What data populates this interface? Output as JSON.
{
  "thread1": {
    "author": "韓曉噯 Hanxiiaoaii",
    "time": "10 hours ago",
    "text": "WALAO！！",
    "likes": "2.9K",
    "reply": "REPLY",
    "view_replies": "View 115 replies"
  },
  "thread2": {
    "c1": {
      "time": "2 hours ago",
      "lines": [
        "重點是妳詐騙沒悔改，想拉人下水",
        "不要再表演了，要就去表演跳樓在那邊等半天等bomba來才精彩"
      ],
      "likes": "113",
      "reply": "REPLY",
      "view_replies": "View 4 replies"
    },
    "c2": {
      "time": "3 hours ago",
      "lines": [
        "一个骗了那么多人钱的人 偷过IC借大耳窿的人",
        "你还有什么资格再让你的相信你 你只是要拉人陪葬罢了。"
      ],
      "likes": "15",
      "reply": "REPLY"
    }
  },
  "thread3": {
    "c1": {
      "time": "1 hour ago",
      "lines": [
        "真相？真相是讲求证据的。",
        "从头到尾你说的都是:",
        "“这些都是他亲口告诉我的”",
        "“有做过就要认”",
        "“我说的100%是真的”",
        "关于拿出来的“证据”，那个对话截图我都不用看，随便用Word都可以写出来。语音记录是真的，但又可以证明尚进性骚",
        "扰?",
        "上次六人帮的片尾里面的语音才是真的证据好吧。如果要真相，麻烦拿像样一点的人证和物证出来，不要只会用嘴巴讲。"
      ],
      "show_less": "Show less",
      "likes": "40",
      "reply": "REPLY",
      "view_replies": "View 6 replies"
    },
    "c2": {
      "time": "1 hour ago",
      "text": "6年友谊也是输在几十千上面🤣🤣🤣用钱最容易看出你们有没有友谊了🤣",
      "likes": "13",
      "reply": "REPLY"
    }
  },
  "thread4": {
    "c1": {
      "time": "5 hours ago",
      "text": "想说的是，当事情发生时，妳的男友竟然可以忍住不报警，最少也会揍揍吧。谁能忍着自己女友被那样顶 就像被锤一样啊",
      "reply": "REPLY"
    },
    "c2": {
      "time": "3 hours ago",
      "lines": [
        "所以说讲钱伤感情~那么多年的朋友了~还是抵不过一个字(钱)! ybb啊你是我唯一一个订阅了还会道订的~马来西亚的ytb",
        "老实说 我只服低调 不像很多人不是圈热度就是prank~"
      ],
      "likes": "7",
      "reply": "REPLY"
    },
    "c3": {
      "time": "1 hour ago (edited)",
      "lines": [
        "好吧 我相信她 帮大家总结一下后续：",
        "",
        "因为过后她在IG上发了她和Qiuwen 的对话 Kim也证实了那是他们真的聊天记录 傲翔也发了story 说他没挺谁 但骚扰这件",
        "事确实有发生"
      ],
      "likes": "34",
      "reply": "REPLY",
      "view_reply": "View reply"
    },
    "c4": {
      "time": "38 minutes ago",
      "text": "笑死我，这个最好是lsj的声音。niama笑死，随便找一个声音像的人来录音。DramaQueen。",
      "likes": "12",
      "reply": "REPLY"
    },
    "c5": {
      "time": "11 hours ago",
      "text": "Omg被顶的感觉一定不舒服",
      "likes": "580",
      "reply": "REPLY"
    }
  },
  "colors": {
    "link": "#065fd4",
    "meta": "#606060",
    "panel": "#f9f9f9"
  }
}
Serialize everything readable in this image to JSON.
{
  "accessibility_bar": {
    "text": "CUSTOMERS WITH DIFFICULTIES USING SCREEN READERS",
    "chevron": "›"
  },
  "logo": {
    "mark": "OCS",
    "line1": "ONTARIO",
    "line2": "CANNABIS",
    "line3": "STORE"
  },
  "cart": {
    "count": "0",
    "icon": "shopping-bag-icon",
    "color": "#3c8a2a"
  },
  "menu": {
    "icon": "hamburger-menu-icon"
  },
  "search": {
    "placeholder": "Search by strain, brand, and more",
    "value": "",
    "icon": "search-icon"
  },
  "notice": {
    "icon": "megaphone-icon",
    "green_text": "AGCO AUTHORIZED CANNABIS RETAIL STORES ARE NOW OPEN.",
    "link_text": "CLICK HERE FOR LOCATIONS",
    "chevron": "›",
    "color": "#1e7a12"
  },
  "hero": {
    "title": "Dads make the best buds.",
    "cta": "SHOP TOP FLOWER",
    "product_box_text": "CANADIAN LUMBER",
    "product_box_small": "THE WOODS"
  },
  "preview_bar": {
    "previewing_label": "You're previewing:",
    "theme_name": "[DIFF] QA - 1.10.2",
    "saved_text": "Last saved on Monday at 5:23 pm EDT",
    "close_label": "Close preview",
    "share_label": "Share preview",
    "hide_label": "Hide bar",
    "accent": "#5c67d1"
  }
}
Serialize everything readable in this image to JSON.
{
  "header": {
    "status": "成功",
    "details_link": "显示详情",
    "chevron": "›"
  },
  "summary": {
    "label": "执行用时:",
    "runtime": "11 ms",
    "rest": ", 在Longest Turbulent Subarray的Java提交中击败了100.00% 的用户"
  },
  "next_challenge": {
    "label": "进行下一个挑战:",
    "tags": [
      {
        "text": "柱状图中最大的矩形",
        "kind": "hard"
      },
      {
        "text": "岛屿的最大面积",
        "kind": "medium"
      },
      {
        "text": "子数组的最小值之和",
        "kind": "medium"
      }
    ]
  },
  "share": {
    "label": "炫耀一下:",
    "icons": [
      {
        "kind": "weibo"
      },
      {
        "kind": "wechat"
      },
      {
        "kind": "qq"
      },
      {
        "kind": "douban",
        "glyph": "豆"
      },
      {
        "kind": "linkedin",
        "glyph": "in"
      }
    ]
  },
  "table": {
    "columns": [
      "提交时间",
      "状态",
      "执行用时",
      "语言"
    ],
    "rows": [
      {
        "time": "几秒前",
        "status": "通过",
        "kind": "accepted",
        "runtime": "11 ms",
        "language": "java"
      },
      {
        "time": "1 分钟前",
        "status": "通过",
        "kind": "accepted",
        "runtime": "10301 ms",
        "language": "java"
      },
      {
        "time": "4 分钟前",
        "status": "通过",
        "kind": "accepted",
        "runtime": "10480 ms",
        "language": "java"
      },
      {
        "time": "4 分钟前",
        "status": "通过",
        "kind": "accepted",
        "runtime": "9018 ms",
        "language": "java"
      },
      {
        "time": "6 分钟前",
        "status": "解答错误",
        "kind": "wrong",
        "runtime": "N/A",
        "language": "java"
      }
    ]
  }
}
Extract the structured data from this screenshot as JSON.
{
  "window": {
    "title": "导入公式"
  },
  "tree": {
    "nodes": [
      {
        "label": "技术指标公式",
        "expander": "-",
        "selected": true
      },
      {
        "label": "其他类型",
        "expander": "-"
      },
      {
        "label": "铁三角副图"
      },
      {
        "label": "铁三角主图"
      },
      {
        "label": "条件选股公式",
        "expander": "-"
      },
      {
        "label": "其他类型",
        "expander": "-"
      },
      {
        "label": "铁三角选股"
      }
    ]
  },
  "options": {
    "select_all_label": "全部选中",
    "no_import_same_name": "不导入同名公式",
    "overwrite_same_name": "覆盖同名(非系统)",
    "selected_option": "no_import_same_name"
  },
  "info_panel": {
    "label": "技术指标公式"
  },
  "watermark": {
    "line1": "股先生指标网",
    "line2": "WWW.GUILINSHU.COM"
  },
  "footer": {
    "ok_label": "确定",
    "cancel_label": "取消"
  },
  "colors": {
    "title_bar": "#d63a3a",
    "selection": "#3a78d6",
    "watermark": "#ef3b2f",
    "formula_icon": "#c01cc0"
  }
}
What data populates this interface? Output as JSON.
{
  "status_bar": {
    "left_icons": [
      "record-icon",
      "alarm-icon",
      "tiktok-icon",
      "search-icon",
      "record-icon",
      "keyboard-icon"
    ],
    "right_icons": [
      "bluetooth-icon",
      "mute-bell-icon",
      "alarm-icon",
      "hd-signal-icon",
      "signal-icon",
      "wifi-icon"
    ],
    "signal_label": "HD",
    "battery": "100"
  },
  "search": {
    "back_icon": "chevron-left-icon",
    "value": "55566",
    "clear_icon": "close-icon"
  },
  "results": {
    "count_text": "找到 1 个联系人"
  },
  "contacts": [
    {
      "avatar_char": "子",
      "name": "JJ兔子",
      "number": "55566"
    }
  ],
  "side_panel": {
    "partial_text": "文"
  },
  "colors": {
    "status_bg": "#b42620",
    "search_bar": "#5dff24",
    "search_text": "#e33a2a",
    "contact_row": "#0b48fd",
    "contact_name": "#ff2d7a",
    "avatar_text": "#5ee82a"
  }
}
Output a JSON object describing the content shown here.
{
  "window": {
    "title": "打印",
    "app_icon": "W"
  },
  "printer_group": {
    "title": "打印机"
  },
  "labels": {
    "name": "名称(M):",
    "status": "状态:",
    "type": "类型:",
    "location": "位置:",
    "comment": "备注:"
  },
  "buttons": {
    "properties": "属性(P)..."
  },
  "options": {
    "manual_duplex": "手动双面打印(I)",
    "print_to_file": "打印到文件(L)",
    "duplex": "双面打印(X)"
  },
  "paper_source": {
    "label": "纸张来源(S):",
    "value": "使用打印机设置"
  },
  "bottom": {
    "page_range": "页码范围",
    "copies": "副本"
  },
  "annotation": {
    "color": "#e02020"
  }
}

> _TASK PROMPT_:
In the listing, find each line with the string "hours" and copy it.

> _OUTPUT FOR THIS TASK_:
    "time": "10 hours ago",
      "time": "2 hours ago",
      "time": "3 hours ago",
      "time": "5 hours ago",
      "time": "3 hours ago",
      "time": "11 hours ago",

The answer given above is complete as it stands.